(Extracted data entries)
# # # # #
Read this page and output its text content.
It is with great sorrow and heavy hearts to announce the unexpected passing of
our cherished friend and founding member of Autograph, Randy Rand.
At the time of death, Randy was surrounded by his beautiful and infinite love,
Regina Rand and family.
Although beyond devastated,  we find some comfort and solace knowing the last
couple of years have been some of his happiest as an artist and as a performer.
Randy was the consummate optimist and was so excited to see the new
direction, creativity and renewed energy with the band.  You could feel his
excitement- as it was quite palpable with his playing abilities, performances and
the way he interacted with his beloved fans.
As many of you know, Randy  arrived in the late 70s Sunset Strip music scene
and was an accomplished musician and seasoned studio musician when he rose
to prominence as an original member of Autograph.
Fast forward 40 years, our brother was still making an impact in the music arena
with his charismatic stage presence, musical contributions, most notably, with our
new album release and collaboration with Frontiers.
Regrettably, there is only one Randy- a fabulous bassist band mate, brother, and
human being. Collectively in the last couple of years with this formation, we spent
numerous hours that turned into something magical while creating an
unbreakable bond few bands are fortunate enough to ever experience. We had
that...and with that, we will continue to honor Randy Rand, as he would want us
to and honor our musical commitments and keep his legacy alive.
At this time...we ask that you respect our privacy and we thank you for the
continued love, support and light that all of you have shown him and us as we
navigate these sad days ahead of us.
# # # # #
◆ What is expected: Every record shown above must be echoed exactly.

◆ Written solution:
Read this page and output its text content.
It is with great sorrow and heavy hearts to announce the unexpected passing of
our cherished friend and founding member of Autograph, Randy Rand.
At the time of death, Randy was surrounded by his beautiful and infinite love,
Regina Rand and family.
Although beyond devastated,  we find some comfort and solace knowing the last
couple of years have been some of his happiest as an artist and as a performer.
Randy was the consummate optimist and was so excited to see the new
direction, creativity and renewed energy with the band.  You could feel his
excitement- as it was quite palpable with his playing abilities, performances and
the way he interacted with his beloved fans.
As many of you know, Randy  arrived in the late 70s Sunset Strip music scene
and was an accomplished musician and seasoned studio musician when he rose
to prominence as an original member of Autograph.
Fast forward 40 years, our brother was still making an impact in the music arena
with his charismatic stage presence, musical contributions, most notably, with our
new album release and collaboration with Frontiers.
Regrettably, there is only one Randy- a fabulous bassist band mate, brother, and
human being. Collectively in the last couple of years with this formation, we spent
numerous hours that turned into something magical while creating an
unbreakable bond few bands are fortunate enough to ever experience. We had
that...and with that, we will continue to honor Randy Rand, as he would want us
to and honor our musical commitments and keep his legacy alive.
At this time...we ask that you respect our privacy and we thank you for the
continued love, support and light that all of you have shown him and us as we
navigate these sad days ahead of us.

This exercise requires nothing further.